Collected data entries
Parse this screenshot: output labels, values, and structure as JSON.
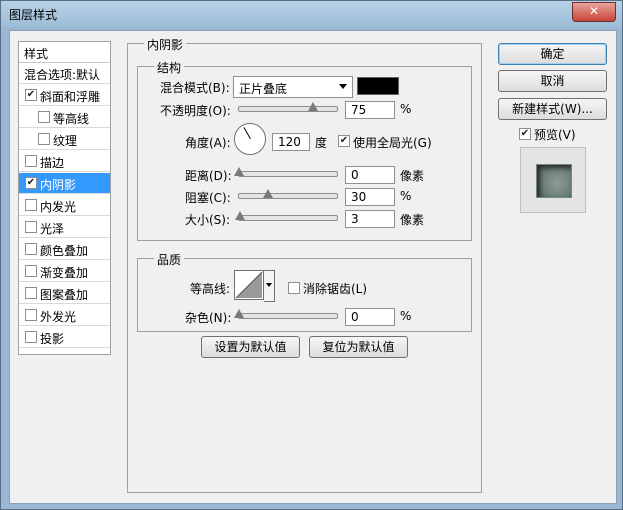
{
  "window": {
    "title": "图层样式",
    "close": "✕"
  },
  "style_list": {
    "header": "样式",
    "blend_options": "混合选项:默认",
    "items": [
      {
        "label": "斜面和浮雕",
        "checked": true,
        "indent": false,
        "selected": false
      },
      {
        "label": "等高线",
        "checked": false,
        "indent": true,
        "selected": false
      },
      {
        "label": "纹理",
        "checked": false,
        "indent": true,
        "selected": false
      },
      {
        "label": "描边",
        "checked": false,
        "indent": false,
        "selected": false
      },
      {
        "label": "内阴影",
        "checked": true,
        "indent": false,
        "selected": true
      },
      {
        "label": "内发光",
        "checked": false,
        "indent": false,
        "selected": false
      },
      {
        "label": "光泽",
        "checked": false,
        "indent": false,
        "selected": false
      },
      {
        "label": "颜色叠加",
        "checked": false,
        "indent": false,
        "selected": false
      },
      {
        "label": "渐变叠加",
        "checked": false,
        "indent": false,
        "selected": false
      },
      {
        "label": "图案叠加",
        "checked": false,
        "indent": false,
        "selected": false
      },
      {
        "label": "外发光",
        "checked": false,
        "indent": false,
        "selected": false
      },
      {
        "label": "投影",
        "checked": false,
        "indent": false,
        "selected": false
      }
    ]
  },
  "panel": {
    "title": "内阴影",
    "structure": {
      "title": "结构",
      "blend_mode_label": "混合模式(B):",
      "blend_mode_value": "正片叠底",
      "blend_color": "#000000",
      "opacity_label": "不透明度(O):",
      "opacity_value": "75",
      "opacity_fraction": 0.75,
      "angle_label": "角度(A):",
      "angle_value": "120",
      "angle_unit": "度",
      "use_global_light_label": "使用全局光(G)",
      "use_global_light_checked": true,
      "distance_label": "距离(D):",
      "distance_value": "0",
      "distance_unit": "像素",
      "distance_fraction": 0,
      "choke_label": "阻塞(C):",
      "choke_value": "30",
      "choke_fraction": 0.3,
      "size_label": "大小(S):",
      "size_value": "3",
      "size_unit": "像素",
      "size_fraction": 0.012,
      "percent": "%"
    },
    "quality": {
      "title": "品质",
      "contour_label": "等高线:",
      "antialias_label": "消除锯齿(L)",
      "antialias_checked": false,
      "noise_label": "杂色(N):",
      "noise_value": "0",
      "noise_fraction": 0,
      "percent": "%"
    },
    "set_default": "设置为默认值",
    "reset_default": "复位为默认值"
  },
  "side": {
    "ok": "确定",
    "cancel": "取消",
    "new_style": "新建样式(W)...",
    "preview_label": "预览(V)",
    "preview_checked": true
  }
}
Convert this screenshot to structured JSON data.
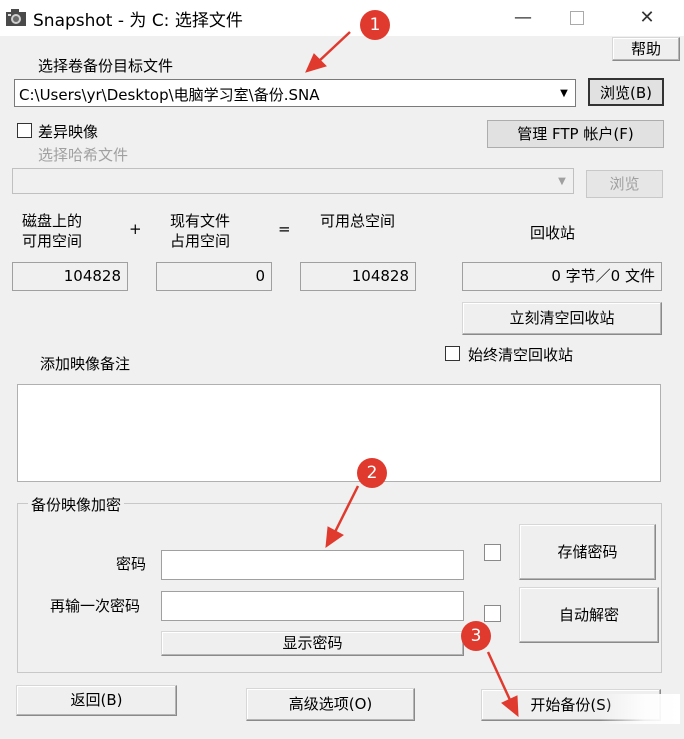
{
  "window": {
    "title": "Snapshot - 为 C: 选择文件",
    "minimize_icon": "minimize-icon",
    "maximize_icon": "maximize-icon",
    "close_icon": "close-icon"
  },
  "help_label": "帮助",
  "target": {
    "label": "选择卷备份目标文件",
    "path": "C:\\Users\\yr\\Desktop\\电脑学习室\\备份.SNA",
    "browse_label": "浏览(B)"
  },
  "differential": {
    "checkbox_label": "差异映像",
    "checked": false,
    "hash_label": "选择哈希文件",
    "hash_value": "",
    "hash_browse_label": "浏览"
  },
  "ftp_label": "管理 FTP 帐户(F)",
  "space": {
    "disk_free_label_1": "磁盘上的",
    "disk_free_label_2": "可用空间",
    "plus": "+",
    "existing_label_1": "现有文件",
    "existing_label_2": "占用空间",
    "equals": "=",
    "total_label": "可用总空间",
    "disk_free_value": "104828",
    "existing_value": "0",
    "total_value": "104828",
    "recycle_label": "回收站",
    "recycle_value": "0 字节／0 文件",
    "empty_recycle_label": "立刻清空回收站",
    "always_empty_label": "始终清空回收站",
    "always_empty_checked": false
  },
  "comment": {
    "label": "添加映像备注",
    "value": ""
  },
  "encryption": {
    "group_label": "备份映像加密",
    "password_label": "密码",
    "password_value": "",
    "repeat_label": "再输一次密码",
    "repeat_value": "",
    "show_password_label": "显示密码",
    "store_password_label": "存储密码",
    "auto_decrypt_label": "自动解密"
  },
  "footer": {
    "back_label": "返回(B)",
    "advanced_label": "高级选项(O)",
    "start_label": "开始备份(S)"
  },
  "annotations": {
    "badge_1": "1",
    "badge_2": "2",
    "badge_3": "3",
    "accent_color": "#e03a2e"
  }
}
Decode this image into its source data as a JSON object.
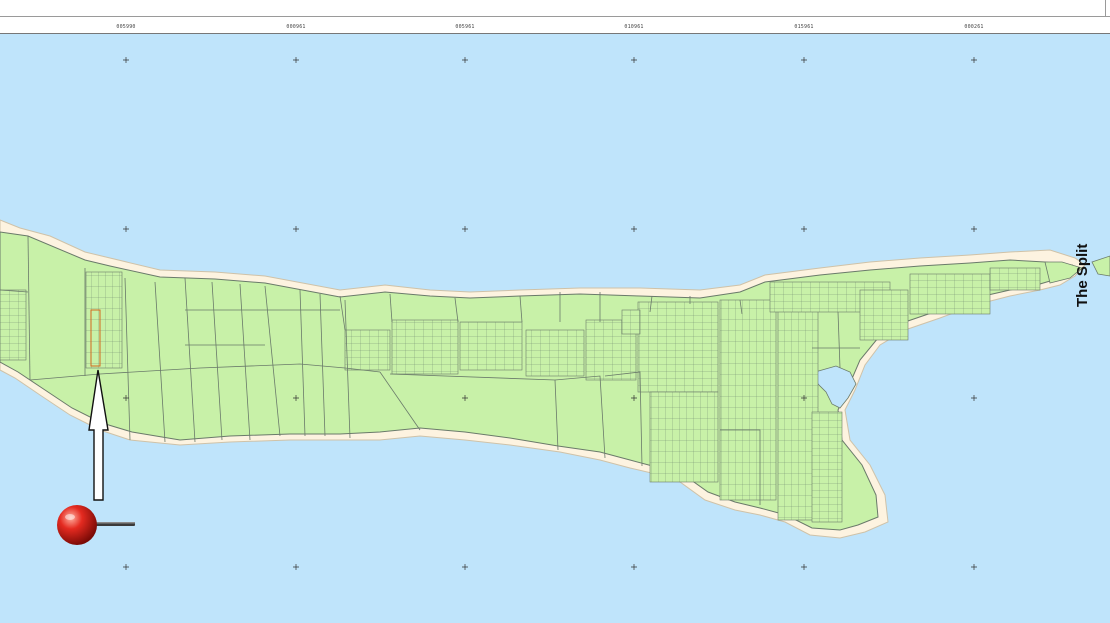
{
  "map": {
    "ruler_labels": [
      "005990",
      "000961",
      "005961",
      "010961",
      "015961",
      "000261"
    ],
    "place_label": "The Split",
    "marker": "red-pushpin-icon",
    "pointer": "up-arrow-icon",
    "colors": {
      "water": "#bfe4fb",
      "land": "#c8f1a8",
      "beach": "#fdf3e0",
      "parcel_line": "#6a7a6a",
      "highlight_parcel": "#d2691e",
      "pin": "#e0201c"
    }
  }
}
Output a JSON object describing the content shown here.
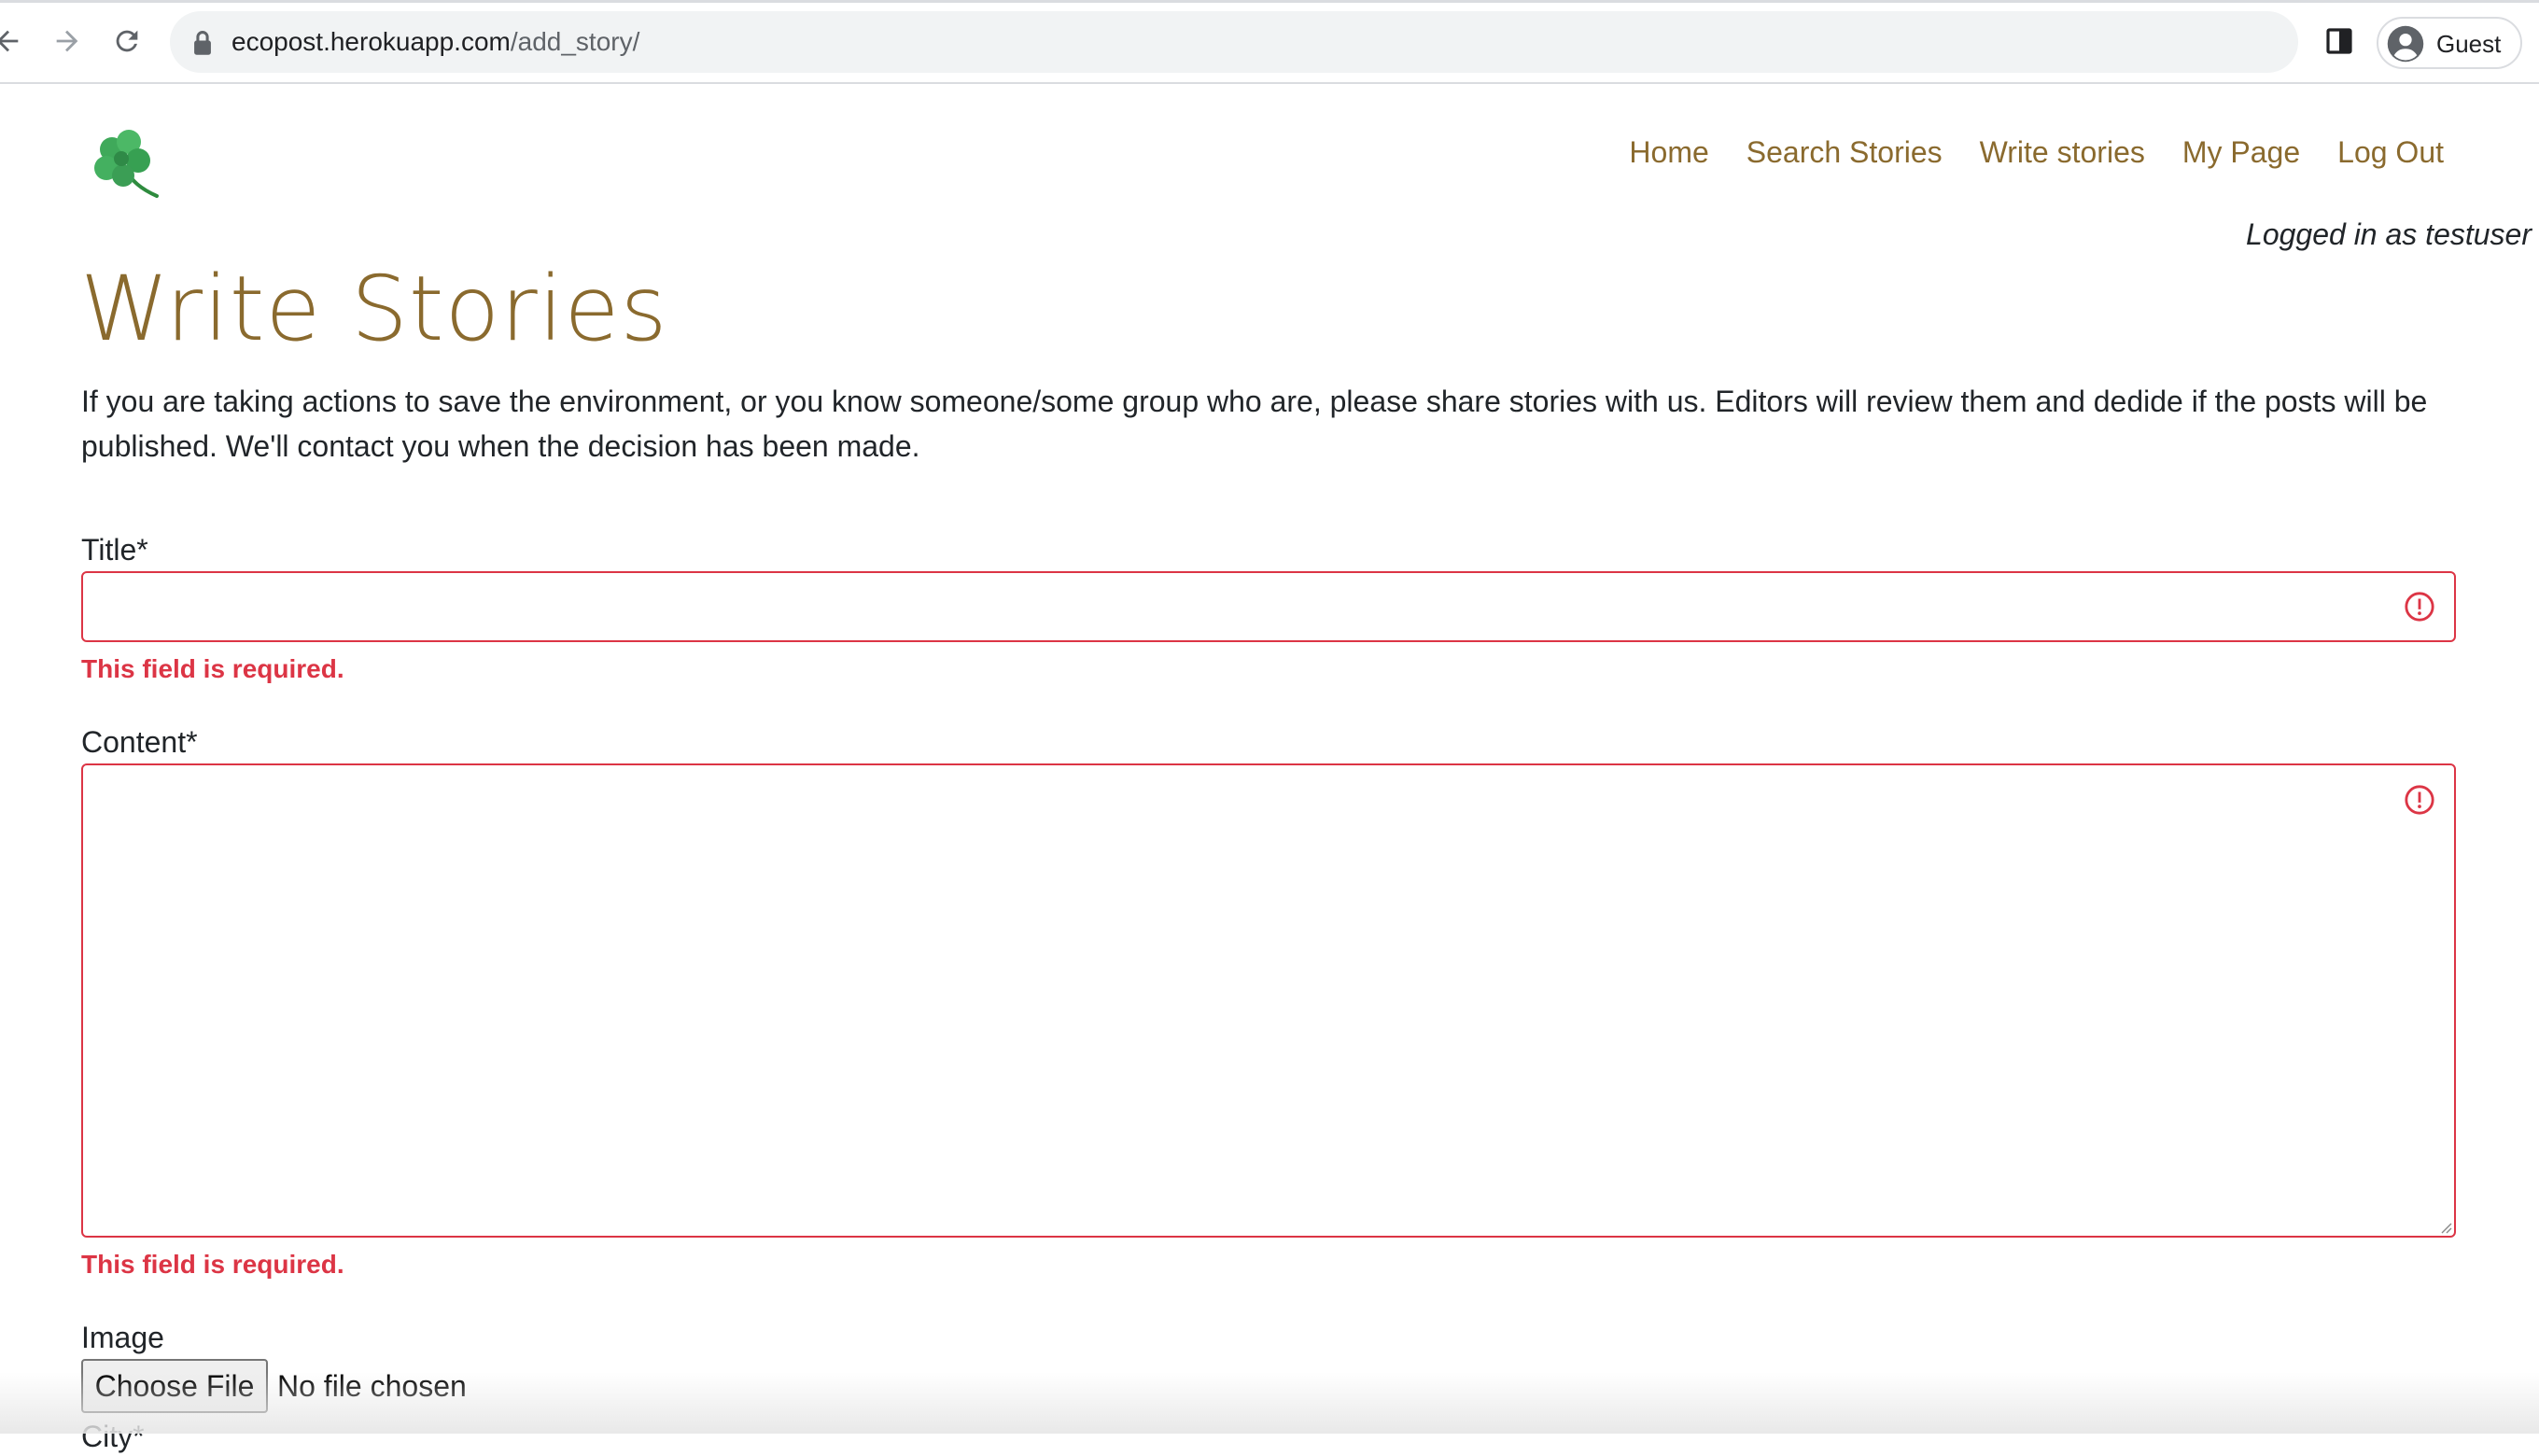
{
  "browser": {
    "url_host": "ecopost.herokuapp.com",
    "url_path": "/add_story/",
    "profile_label": "Guest"
  },
  "nav": {
    "items": [
      {
        "label": "Home"
      },
      {
        "label": "Search Stories"
      },
      {
        "label": "Write stories"
      },
      {
        "label": "My Page"
      },
      {
        "label": "Log Out"
      }
    ],
    "logged_in_text": "Logged in as testuser"
  },
  "page": {
    "title": "Write Stories",
    "intro": "If you are taking actions to save the environment, or you know someone/some group who are, please share stories with us. Editors will review them and dedide if the posts will be published. We'll contact you when the decision has been made."
  },
  "form": {
    "title_label": "Title*",
    "title_value": "",
    "title_error": "This field is required.",
    "content_label": "Content*",
    "content_value": "",
    "content_error": "This field is required.",
    "image_label": "Image",
    "choose_file_label": "Choose File",
    "file_status": "No file chosen",
    "city_label": "City*"
  },
  "colors": {
    "accent": "#8a6a2e",
    "error": "#dc3545"
  }
}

=== The problem ===
Leave out the pictures and print every line of the data exactly.

=== Solution for this exercise ===
Parse this screenshot: output labels, values, and structure as JSON.
{
  "window": {
    "title": "图层样式",
    "close": "✕"
  },
  "style_list": {
    "header": "样式",
    "blend_options": "混合选项:默认",
    "items": [
      {
        "label": "斜面和浮雕",
        "checked": true,
        "indent": false,
        "selected": false
      },
      {
        "label": "等高线",
        "checked": false,
        "indent": true,
        "selected": false
      },
      {
        "label": "纹理",
        "checked": false,
        "indent": true,
        "selected": false
      },
      {
        "label": "描边",
        "checked": false,
        "indent": false,
        "selected": false
      },
      {
        "label": "内阴影",
        "checked": true,
        "indent": false,
        "selected": true
      },
      {
        "label": "内发光",
        "checked": false,
        "indent": false,
        "selected": false
      },
      {
        "label": "光泽",
        "checked": false,
        "indent": false,
        "selected": false
      },
      {
        "label": "颜色叠加",
        "checked": false,
        "indent": false,
        "selected": false
      },
      {
        "label": "渐变叠加",
        "checked": false,
        "indent": false,
        "selected": false
      },
      {
        "label": "图案叠加",
        "checked": false,
        "indent": false,
        "selected": false
      },
      {
        "label": "外发光",
        "checked": false,
        "indent": false,
        "selected": false
      },
      {
        "label": "投影",
        "checked": false,
        "indent": false,
        "selected": false
      }
    ]
  },
  "panel": {
    "title": "内阴影",
    "structure": {
      "title": "结构",
      "blend_mode_label": "混合模式(B):",
      "blend_mode_value": "正片叠底",
      "blend_color": "#000000",
      "opacity_label": "不透明度(O):",
      "opacity_value": "75",
      "opacity_fraction": 0.75,
      "angle_label": "角度(A):",
      "angle_value": "120",
      "angle_unit": "度",
      "use_global_light_label": "使用全局光(G)",
      "use_global_light_checked": true,
      "distance_label": "距离(D):",
      "distance_value": "0",
      "distance_unit": "像素",
      "distance_fraction": 0,
      "choke_label": "阻塞(C):",
      "choke_value": "30",
      "choke_fraction": 0.3,
      "size_label": "大小(S):",
      "size_value": "3",
      "size_unit": "像素",
      "size_fraction": 0.012,
      "percent": "%"
    },
    "quality": {
      "title": "品质",
      "contour_label": "等高线:",
      "antialias_label": "消除锯齿(L)",
      "antialias_checked": false,
      "noise_label": "杂色(N):",
      "noise_value": "0",
      "noise_fraction": 0,
      "percent": "%"
    },
    "set_default": "设置为默认值",
    "reset_default": "复位为默认值"
  },
  "side": {
    "ok": "确定",
    "cancel": "取消",
    "new_style": "新建样式(W)...",
    "preview_label": "预览(V)",
    "preview_checked": true
  }
}
Convert this screenshot to structured JSON data.
{
  "window": {
    "title": "Snapshot - 为 C: 选择文件",
    "minimize_icon": "minimize-icon",
    "maximize_icon": "maximize-icon",
    "close_icon": "close-icon"
  },
  "help_label": "帮助",
  "target": {
    "label": "选择卷备份目标文件",
    "path": "C:\\Users\\yr\\Desktop\\电脑学习室\\备份.SNA",
    "browse_label": "浏览(B)"
  },
  "differential": {
    "checkbox_label": "差异映像",
    "checked": false,
    "hash_label": "选择哈希文件",
    "hash_value": "",
    "hash_browse_label": "浏览"
  },
  "ftp_label": "管理 FTP 帐户(F)",
  "space": {
    "disk_free_label_1": "磁盘上的",
    "disk_free_label_2": "可用空间",
    "plus": "+",
    "existing_label_1": "现有文件",
    "existing_label_2": "占用空间",
    "equals": "=",
    "total_label": "可用总空间",
    "disk_free_value": "104828",
    "existing_value": "0",
    "total_value": "104828",
    "recycle_label": "回收站",
    "recycle_value": "0 字节／0 文件",
    "empty_recycle_label": "立刻清空回收站",
    "always_empty_label": "始终清空回收站",
    "always_empty_checked": false
  },
  "comment": {
    "label": "添加映像备注",
    "value": ""
  },
  "encryption": {
    "group_label": "备份映像加密",
    "password_label": "密码",
    "password_value": "",
    "repeat_label": "再输一次密码",
    "repeat_value": "",
    "show_password_label": "显示密码",
    "store_password_label": "存储密码",
    "auto_decrypt_label": "自动解密"
  },
  "footer": {
    "back_label": "返回(B)",
    "advanced_label": "高级选项(O)",
    "start_label": "开始备份(S)"
  },
  "annotations": {
    "badge_1": "1",
    "badge_2": "2",
    "badge_3": "3",
    "accent_color": "#e03a2e"
  }
}
Decode this image into its source data as a JSON object.
{
  "map": {
    "ruler_labels": [
      "005990",
      "000961",
      "005961",
      "010961",
      "015961",
      "000261"
    ],
    "place_label": "The Split",
    "marker": "red-pushpin-icon",
    "pointer": "up-arrow-icon",
    "colors": {
      "water": "#bfe4fb",
      "land": "#c8f1a8",
      "beach": "#fdf3e0",
      "parcel_line": "#6a7a6a",
      "highlight_parcel": "#d2691e",
      "pin": "#e0201c"
    }
  }
}
Output a JSON object describing the content shown here.
{
  "browser": {
    "url_host": "ecopost.herokuapp.com",
    "url_path": "/add_story/",
    "profile_label": "Guest"
  },
  "nav": {
    "items": [
      {
        "label": "Home"
      },
      {
        "label": "Search Stories"
      },
      {
        "label": "Write stories"
      },
      {
        "label": "My Page"
      },
      {
        "label": "Log Out"
      }
    ],
    "logged_in_text": "Logged in as testuser"
  },
  "page": {
    "title": "Write Stories",
    "intro": "If you are taking actions to save the environment, or you know someone/some group who are, please share stories with us. Editors will review them and dedide if the posts will be published. We'll contact you when the decision has been made."
  },
  "form": {
    "title_label": "Title*",
    "title_value": "",
    "title_error": "This field is required.",
    "content_label": "Content*",
    "content_value": "",
    "content_error": "This field is required.",
    "image_label": "Image",
    "choose_file_label": "Choose File",
    "file_status": "No file chosen",
    "city_label": "City*"
  },
  "colors": {
    "accent": "#8a6a2e",
    "error": "#dc3545"
  }
}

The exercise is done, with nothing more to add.